DATA FOR THIS EXERCISE:

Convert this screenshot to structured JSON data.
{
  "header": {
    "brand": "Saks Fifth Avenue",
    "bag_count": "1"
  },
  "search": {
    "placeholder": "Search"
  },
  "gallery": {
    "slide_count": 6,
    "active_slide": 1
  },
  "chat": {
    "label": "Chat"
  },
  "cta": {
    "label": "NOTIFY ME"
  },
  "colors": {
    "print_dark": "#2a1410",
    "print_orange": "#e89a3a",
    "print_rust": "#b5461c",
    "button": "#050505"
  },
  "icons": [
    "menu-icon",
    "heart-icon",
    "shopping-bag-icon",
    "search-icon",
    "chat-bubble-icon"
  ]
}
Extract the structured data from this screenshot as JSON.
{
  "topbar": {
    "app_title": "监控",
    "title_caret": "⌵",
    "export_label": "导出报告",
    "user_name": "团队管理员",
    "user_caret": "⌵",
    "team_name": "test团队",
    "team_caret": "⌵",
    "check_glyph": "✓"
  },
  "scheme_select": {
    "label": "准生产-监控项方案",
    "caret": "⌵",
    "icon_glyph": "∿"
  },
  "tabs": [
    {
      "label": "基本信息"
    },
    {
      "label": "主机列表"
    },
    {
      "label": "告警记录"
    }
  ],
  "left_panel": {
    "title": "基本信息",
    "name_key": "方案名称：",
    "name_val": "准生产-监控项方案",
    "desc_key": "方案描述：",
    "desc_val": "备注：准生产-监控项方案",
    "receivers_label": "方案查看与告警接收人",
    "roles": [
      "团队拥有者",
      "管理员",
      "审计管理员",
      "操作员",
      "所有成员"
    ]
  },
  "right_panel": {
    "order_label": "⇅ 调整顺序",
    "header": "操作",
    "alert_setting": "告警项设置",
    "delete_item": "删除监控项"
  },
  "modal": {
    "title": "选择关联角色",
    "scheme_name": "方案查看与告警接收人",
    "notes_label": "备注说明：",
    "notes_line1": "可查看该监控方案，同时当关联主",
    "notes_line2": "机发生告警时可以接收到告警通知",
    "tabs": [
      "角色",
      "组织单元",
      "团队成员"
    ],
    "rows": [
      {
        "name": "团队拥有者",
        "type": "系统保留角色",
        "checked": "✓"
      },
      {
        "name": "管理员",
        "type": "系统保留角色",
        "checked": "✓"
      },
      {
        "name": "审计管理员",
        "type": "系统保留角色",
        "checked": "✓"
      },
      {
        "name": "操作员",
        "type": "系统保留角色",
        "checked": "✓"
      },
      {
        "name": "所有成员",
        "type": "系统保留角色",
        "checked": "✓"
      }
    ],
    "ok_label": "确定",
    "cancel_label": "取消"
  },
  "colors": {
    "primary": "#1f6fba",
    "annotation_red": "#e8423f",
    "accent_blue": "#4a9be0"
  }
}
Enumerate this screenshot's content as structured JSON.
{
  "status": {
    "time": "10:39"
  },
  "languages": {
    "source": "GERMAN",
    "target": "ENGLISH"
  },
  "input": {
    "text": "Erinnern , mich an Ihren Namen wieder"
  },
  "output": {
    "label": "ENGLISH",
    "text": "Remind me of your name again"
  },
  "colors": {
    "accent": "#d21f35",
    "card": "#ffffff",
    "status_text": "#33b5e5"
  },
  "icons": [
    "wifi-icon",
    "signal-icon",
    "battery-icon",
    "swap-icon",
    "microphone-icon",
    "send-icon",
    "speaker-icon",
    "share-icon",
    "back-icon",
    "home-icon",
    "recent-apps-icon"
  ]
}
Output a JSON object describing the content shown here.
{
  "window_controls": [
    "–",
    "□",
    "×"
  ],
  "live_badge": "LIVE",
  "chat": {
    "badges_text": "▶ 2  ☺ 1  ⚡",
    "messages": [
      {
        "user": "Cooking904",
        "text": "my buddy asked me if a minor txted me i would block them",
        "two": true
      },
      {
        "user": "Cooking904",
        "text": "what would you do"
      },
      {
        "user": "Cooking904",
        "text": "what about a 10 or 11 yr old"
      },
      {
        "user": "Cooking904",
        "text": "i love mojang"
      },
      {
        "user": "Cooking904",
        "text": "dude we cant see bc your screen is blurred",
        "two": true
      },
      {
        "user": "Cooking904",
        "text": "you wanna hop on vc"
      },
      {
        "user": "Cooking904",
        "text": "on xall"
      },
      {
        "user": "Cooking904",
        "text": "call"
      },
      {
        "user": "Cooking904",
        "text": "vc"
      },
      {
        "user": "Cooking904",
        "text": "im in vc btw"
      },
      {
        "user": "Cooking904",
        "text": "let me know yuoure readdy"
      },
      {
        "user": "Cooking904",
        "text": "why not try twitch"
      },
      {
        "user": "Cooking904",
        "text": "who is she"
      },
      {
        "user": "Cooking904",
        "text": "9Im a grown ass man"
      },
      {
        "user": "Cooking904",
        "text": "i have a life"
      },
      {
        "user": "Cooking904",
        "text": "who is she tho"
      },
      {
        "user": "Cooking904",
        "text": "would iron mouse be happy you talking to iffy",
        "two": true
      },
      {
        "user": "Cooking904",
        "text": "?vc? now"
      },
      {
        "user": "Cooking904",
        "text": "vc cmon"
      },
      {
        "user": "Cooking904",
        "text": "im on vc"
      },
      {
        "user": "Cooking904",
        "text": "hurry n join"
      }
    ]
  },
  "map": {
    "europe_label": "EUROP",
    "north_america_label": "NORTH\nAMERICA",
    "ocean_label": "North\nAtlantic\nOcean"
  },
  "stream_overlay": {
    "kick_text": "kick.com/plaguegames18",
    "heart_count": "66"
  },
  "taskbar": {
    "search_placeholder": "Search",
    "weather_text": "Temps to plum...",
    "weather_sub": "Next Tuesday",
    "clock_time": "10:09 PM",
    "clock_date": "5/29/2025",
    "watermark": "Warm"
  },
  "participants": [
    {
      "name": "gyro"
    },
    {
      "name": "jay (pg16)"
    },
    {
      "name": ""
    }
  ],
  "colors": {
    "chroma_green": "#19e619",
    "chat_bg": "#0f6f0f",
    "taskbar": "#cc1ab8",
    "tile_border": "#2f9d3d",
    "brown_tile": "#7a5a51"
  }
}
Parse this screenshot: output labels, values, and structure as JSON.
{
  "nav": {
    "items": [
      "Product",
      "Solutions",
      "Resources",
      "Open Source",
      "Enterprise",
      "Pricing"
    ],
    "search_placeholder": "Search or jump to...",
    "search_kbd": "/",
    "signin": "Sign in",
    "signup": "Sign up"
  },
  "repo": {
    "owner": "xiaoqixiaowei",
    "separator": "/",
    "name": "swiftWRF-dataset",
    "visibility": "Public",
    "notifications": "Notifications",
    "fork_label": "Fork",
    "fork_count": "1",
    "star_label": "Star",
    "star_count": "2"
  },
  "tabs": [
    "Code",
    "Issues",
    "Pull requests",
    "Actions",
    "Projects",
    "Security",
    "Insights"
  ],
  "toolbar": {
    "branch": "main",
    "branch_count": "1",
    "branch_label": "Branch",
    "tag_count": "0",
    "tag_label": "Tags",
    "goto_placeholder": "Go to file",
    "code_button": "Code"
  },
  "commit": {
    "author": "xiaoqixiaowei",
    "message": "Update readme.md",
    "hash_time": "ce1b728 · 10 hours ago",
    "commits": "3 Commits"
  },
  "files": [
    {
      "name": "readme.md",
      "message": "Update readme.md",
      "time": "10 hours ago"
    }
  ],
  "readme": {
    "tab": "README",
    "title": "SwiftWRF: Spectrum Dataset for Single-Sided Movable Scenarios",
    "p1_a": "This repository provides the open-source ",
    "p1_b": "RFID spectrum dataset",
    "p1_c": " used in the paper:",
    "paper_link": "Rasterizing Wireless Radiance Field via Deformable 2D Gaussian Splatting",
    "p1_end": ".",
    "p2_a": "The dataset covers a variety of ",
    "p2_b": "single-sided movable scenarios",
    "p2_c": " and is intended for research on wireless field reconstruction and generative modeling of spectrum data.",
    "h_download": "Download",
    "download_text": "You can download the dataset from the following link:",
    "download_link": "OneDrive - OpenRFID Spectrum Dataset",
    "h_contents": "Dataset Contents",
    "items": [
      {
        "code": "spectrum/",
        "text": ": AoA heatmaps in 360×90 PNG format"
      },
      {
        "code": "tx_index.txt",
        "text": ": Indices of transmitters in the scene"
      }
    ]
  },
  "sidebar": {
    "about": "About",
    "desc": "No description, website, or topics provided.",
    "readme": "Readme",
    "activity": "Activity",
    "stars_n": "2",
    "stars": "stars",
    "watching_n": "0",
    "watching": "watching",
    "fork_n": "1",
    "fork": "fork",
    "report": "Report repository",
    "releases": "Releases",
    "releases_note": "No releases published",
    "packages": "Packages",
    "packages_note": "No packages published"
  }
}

TASK INSTRUCTIONS:
Extract every line that has the string "hours" in it.

ANSWER TO THIS PROBLEM:
    "hash_time": "ce1b728 · 10 hours ago",
      "time": "10 hours ago"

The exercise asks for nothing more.